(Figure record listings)
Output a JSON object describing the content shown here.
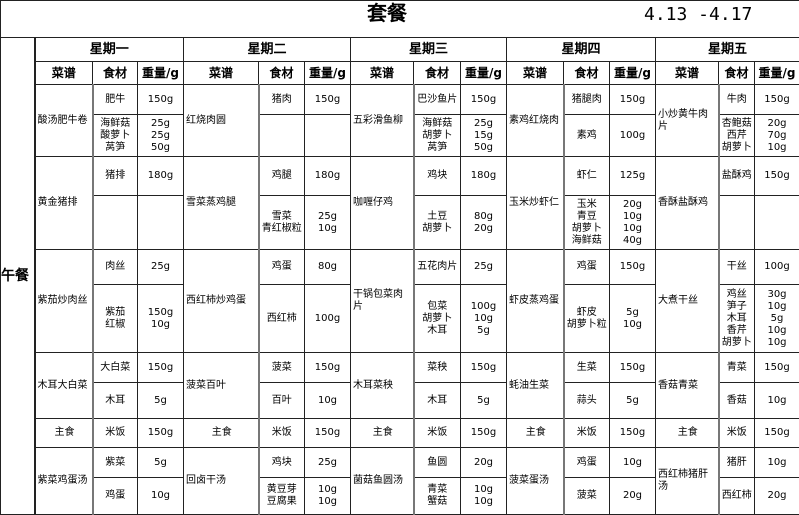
{
  "title": "套餐",
  "date_range": "4.13 -4.17",
  "meal": "午餐",
  "column_headers": {
    "dish": "菜谱",
    "ingredient": "食材",
    "weight": "重量/g"
  },
  "days": [
    {
      "name": "星期一",
      "dishes": [
        {
          "name": "酸汤肥牛卷",
          "items": [
            {
              "ingredient": "肥牛",
              "weight": "150g"
            },
            {
              "ingredient": "海鲜菇\n酸萝卜\n莴笋",
              "weight": "25g\n25g\n50g"
            }
          ]
        },
        {
          "name": "黄金猪排",
          "items": [
            {
              "ingredient": "猪排",
              "weight": "180g"
            },
            {
              "ingredient": "",
              "weight": ""
            }
          ]
        },
        {
          "name": "紫茄炒肉丝",
          "items": [
            {
              "ingredient": "肉丝",
              "weight": "25g"
            },
            {
              "ingredient": "紫茄\n红椒",
              "weight": "150g\n10g"
            }
          ]
        },
        {
          "name": "木耳大白菜",
          "items": [
            {
              "ingredient": "大白菜",
              "weight": "150g"
            },
            {
              "ingredient": "木耳",
              "weight": "5g"
            }
          ]
        },
        {
          "name": "主食",
          "items": [
            {
              "ingredient": "米饭",
              "weight": "150g"
            }
          ]
        },
        {
          "name": "紫菜鸡蛋汤",
          "items": [
            {
              "ingredient": "紫菜",
              "weight": "5g"
            },
            {
              "ingredient": "鸡蛋",
              "weight": "10g"
            }
          ]
        }
      ]
    },
    {
      "name": "星期二",
      "dishes": [
        {
          "name": "红烧肉圆",
          "items": [
            {
              "ingredient": "猪肉",
              "weight": "150g"
            },
            {
              "ingredient": "",
              "weight": ""
            }
          ]
        },
        {
          "name": "雪菜蒸鸡腿",
          "items": [
            {
              "ingredient": "鸡腿",
              "weight": "180g"
            },
            {
              "ingredient": "雪菜\n青红椒粒",
              "weight": "25g\n10g"
            }
          ]
        },
        {
          "name": "西红柿炒鸡蛋",
          "items": [
            {
              "ingredient": "鸡蛋",
              "weight": "80g"
            },
            {
              "ingredient": "西红柿",
              "weight": "100g"
            }
          ]
        },
        {
          "name": "菠菜百叶",
          "items": [
            {
              "ingredient": "菠菜",
              "weight": "150g"
            },
            {
              "ingredient": "百叶",
              "weight": "10g"
            }
          ]
        },
        {
          "name": "主食",
          "items": [
            {
              "ingredient": "米饭",
              "weight": "150g"
            }
          ]
        },
        {
          "name": "回卤干汤",
          "items": [
            {
              "ingredient": "鸡块",
              "weight": "25g"
            },
            {
              "ingredient": "黄豆芽\n豆腐果",
              "weight": "10g\n10g"
            }
          ]
        }
      ]
    },
    {
      "name": "星期三",
      "dishes": [
        {
          "name": "五彩滑鱼柳",
          "items": [
            {
              "ingredient": "巴沙鱼片",
              "weight": "150g"
            },
            {
              "ingredient": "海鲜菇\n胡萝卜\n莴笋",
              "weight": "25g\n15g\n50g"
            }
          ]
        },
        {
          "name": "咖喱仔鸡",
          "items": [
            {
              "ingredient": "鸡块",
              "weight": "180g"
            },
            {
              "ingredient": "土豆\n胡萝卜",
              "weight": "80g\n20g"
            }
          ]
        },
        {
          "name": "干锅包菜肉片",
          "items": [
            {
              "ingredient": "五花肉片",
              "weight": "25g"
            },
            {
              "ingredient": "包菜\n胡萝卜\n木耳",
              "weight": "100g\n10g\n5g"
            }
          ]
        },
        {
          "name": "木耳菜秧",
          "items": [
            {
              "ingredient": "菜秧",
              "weight": "150g"
            },
            {
              "ingredient": "木耳",
              "weight": "5g"
            }
          ]
        },
        {
          "name": "主食",
          "items": [
            {
              "ingredient": "米饭",
              "weight": "150g"
            }
          ]
        },
        {
          "name": "菌菇鱼圆汤",
          "items": [
            {
              "ingredient": "鱼圆",
              "weight": "20g"
            },
            {
              "ingredient": "青菜\n蟹菇",
              "weight": "10g\n10g"
            }
          ]
        }
      ]
    },
    {
      "name": "星期四",
      "dishes": [
        {
          "name": "素鸡红烧肉",
          "items": [
            {
              "ingredient": "猪腿肉",
              "weight": "150g"
            },
            {
              "ingredient": "素鸡",
              "weight": "100g"
            }
          ]
        },
        {
          "name": "玉米炒虾仁",
          "items": [
            {
              "ingredient": "虾仁",
              "weight": "125g"
            },
            {
              "ingredient": "玉米\n青豆\n胡萝卜\n海鲜菇",
              "weight": "20g\n10g\n10g\n40g"
            }
          ]
        },
        {
          "name": "虾皮蒸鸡蛋",
          "items": [
            {
              "ingredient": "鸡蛋",
              "weight": "150g"
            },
            {
              "ingredient": "虾皮\n胡萝卜粒",
              "weight": "5g\n10g"
            }
          ]
        },
        {
          "name": "蚝油生菜",
          "items": [
            {
              "ingredient": "生菜",
              "weight": "150g"
            },
            {
              "ingredient": "蒜头",
              "weight": "5g"
            }
          ]
        },
        {
          "name": "主食",
          "items": [
            {
              "ingredient": "米饭",
              "weight": "150g"
            }
          ]
        },
        {
          "name": "菠菜蛋汤",
          "items": [
            {
              "ingredient": "鸡蛋",
              "weight": "10g"
            },
            {
              "ingredient": "菠菜",
              "weight": "20g"
            }
          ]
        }
      ]
    },
    {
      "name": "星期五",
      "dishes": [
        {
          "name": "小炒黄牛肉片",
          "items": [
            {
              "ingredient": "牛肉",
              "weight": "150g"
            },
            {
              "ingredient": "杏鲍菇\n西芹\n胡萝卜",
              "weight": "20g\n70g\n10g"
            }
          ]
        },
        {
          "name": "香酥盐酥鸡",
          "items": [
            {
              "ingredient": "盐酥鸡",
              "weight": "150g"
            },
            {
              "ingredient": "",
              "weight": ""
            }
          ]
        },
        {
          "name": "大煮干丝",
          "items": [
            {
              "ingredient": "干丝",
              "weight": "100g"
            },
            {
              "ingredient": "鸡丝\n笋子\n木耳\n香芹\n胡萝卜",
              "weight": "30g\n10g\n5g\n10g\n10g"
            }
          ]
        },
        {
          "name": "香菇青菜",
          "items": [
            {
              "ingredient": "青菜",
              "weight": "150g"
            },
            {
              "ingredient": "香菇",
              "weight": "10g"
            }
          ]
        },
        {
          "name": "主食",
          "items": [
            {
              "ingredient": "米饭",
              "weight": "150g"
            }
          ]
        },
        {
          "name": "西红柿猪肝汤",
          "items": [
            {
              "ingredient": "猪肝",
              "weight": "10g"
            },
            {
              "ingredient": "西红柿",
              "weight": "20g"
            }
          ]
        }
      ]
    }
  ]
}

What this task involves>
The pictures should not be reproduced; quote all of the other material exactly.

Solution for this problem>
Output a JSON object describing the content shown here.
{
  "title": "套餐",
  "date_range": "4.13 -4.17",
  "meal": "午餐",
  "column_headers": {
    "dish": "菜谱",
    "ingredient": "食材",
    "weight": "重量/g"
  },
  "days": [
    {
      "name": "星期一",
      "dishes": [
        {
          "name": "酸汤肥牛卷",
          "items": [
            {
              "ingredient": "肥牛",
              "weight": "150g"
            },
            {
              "ingredient": "海鲜菇\n酸萝卜\n莴笋",
              "weight": "25g\n25g\n50g"
            }
          ]
        },
        {
          "name": "黄金猪排",
          "items": [
            {
              "ingredient": "猪排",
              "weight": "180g"
            },
            {
              "ingredient": "",
              "weight": ""
            }
          ]
        },
        {
          "name": "紫茄炒肉丝",
          "items": [
            {
              "ingredient": "肉丝",
              "weight": "25g"
            },
            {
              "ingredient": "紫茄\n红椒",
              "weight": "150g\n10g"
            }
          ]
        },
        {
          "name": "木耳大白菜",
          "items": [
            {
              "ingredient": "大白菜",
              "weight": "150g"
            },
            {
              "ingredient": "木耳",
              "weight": "5g"
            }
          ]
        },
        {
          "name": "主食",
          "items": [
            {
              "ingredient": "米饭",
              "weight": "150g"
            }
          ]
        },
        {
          "name": "紫菜鸡蛋汤",
          "items": [
            {
              "ingredient": "紫菜",
              "weight": "5g"
            },
            {
              "ingredient": "鸡蛋",
              "weight": "10g"
            }
          ]
        }
      ]
    },
    {
      "name": "星期二",
      "dishes": [
        {
          "name": "红烧肉圆",
          "items": [
            {
              "ingredient": "猪肉",
              "weight": "150g"
            },
            {
              "ingredient": "",
              "weight": ""
            }
          ]
        },
        {
          "name": "雪菜蒸鸡腿",
          "items": [
            {
              "ingredient": "鸡腿",
              "weight": "180g"
            },
            {
              "ingredient": "雪菜\n青红椒粒",
              "weight": "25g\n10g"
            }
          ]
        },
        {
          "name": "西红柿炒鸡蛋",
          "items": [
            {
              "ingredient": "鸡蛋",
              "weight": "80g"
            },
            {
              "ingredient": "西红柿",
              "weight": "100g"
            }
          ]
        },
        {
          "name": "菠菜百叶",
          "items": [
            {
              "ingredient": "菠菜",
              "weight": "150g"
            },
            {
              "ingredient": "百叶",
              "weight": "10g"
            }
          ]
        },
        {
          "name": "主食",
          "items": [
            {
              "ingredient": "米饭",
              "weight": "150g"
            }
          ]
        },
        {
          "name": "回卤干汤",
          "items": [
            {
              "ingredient": "鸡块",
              "weight": "25g"
            },
            {
              "ingredient": "黄豆芽\n豆腐果",
              "weight": "10g\n10g"
            }
          ]
        }
      ]
    },
    {
      "name": "星期三",
      "dishes": [
        {
          "name": "五彩滑鱼柳",
          "items": [
            {
              "ingredient": "巴沙鱼片",
              "weight": "150g"
            },
            {
              "ingredient": "海鲜菇\n胡萝卜\n莴笋",
              "weight": "25g\n15g\n50g"
            }
          ]
        },
        {
          "name": "咖喱仔鸡",
          "items": [
            {
              "ingredient": "鸡块",
              "weight": "180g"
            },
            {
              "ingredient": "土豆\n胡萝卜",
              "weight": "80g\n20g"
            }
          ]
        },
        {
          "name": "干锅包菜肉片",
          "items": [
            {
              "ingredient": "五花肉片",
              "weight": "25g"
            },
            {
              "ingredient": "包菜\n胡萝卜\n木耳",
              "weight": "100g\n10g\n5g"
            }
          ]
        },
        {
          "name": "木耳菜秧",
          "items": [
            {
              "ingredient": "菜秧",
              "weight": "150g"
            },
            {
              "ingredient": "木耳",
              "weight": "5g"
            }
          ]
        },
        {
          "name": "主食",
          "items": [
            {
              "ingredient": "米饭",
              "weight": "150g"
            }
          ]
        },
        {
          "name": "菌菇鱼圆汤",
          "items": [
            {
              "ingredient": "鱼圆",
              "weight": "20g"
            },
            {
              "ingredient": "青菜\n蟹菇",
              "weight": "10g\n10g"
            }
          ]
        }
      ]
    },
    {
      "name": "星期四",
      "dishes": [
        {
          "name": "素鸡红烧肉",
          "items": [
            {
              "ingredient": "猪腿肉",
              "weight": "150g"
            },
            {
              "ingredient": "素鸡",
              "weight": "100g"
            }
          ]
        },
        {
          "name": "玉米炒虾仁",
          "items": [
            {
              "ingredient": "虾仁",
              "weight": "125g"
            },
            {
              "ingredient": "玉米\n青豆\n胡萝卜\n海鲜菇",
              "weight": "20g\n10g\n10g\n40g"
            }
          ]
        },
        {
          "name": "虾皮蒸鸡蛋",
          "items": [
            {
              "ingredient": "鸡蛋",
              "weight": "150g"
            },
            {
              "ingredient": "虾皮\n胡萝卜粒",
              "weight": "5g\n10g"
            }
          ]
        },
        {
          "name": "蚝油生菜",
          "items": [
            {
              "ingredient": "生菜",
              "weight": "150g"
            },
            {
              "ingredient": "蒜头",
              "weight": "5g"
            }
          ]
        },
        {
          "name": "主食",
          "items": [
            {
              "ingredient": "米饭",
              "weight": "150g"
            }
          ]
        },
        {
          "name": "菠菜蛋汤",
          "items": [
            {
              "ingredient": "鸡蛋",
              "weight": "10g"
            },
            {
              "ingredient": "菠菜",
              "weight": "20g"
            }
          ]
        }
      ]
    },
    {
      "name": "星期五",
      "dishes": [
        {
          "name": "小炒黄牛肉片",
          "items": [
            {
              "ingredient": "牛肉",
              "weight": "150g"
            },
            {
              "ingredient": "杏鲍菇\n西芹\n胡萝卜",
              "weight": "20g\n70g\n10g"
            }
          ]
        },
        {
          "name": "香酥盐酥鸡",
          "items": [
            {
              "ingredient": "盐酥鸡",
              "weight": "150g"
            },
            {
              "ingredient": "",
              "weight": ""
            }
          ]
        },
        {
          "name": "大煮干丝",
          "items": [
            {
              "ingredient": "干丝",
              "weight": "100g"
            },
            {
              "ingredient": "鸡丝\n笋子\n木耳\n香芹\n胡萝卜",
              "weight": "30g\n10g\n5g\n10g\n10g"
            }
          ]
        },
        {
          "name": "香菇青菜",
          "items": [
            {
              "ingredient": "青菜",
              "weight": "150g"
            },
            {
              "ingredient": "香菇",
              "weight": "10g"
            }
          ]
        },
        {
          "name": "主食",
          "items": [
            {
              "ingredient": "米饭",
              "weight": "150g"
            }
          ]
        },
        {
          "name": "西红柿猪肝汤",
          "items": [
            {
              "ingredient": "猪肝",
              "weight": "10g"
            },
            {
              "ingredient": "西红柿",
              "weight": "20g"
            }
          ]
        }
      ]
    }
  ]
}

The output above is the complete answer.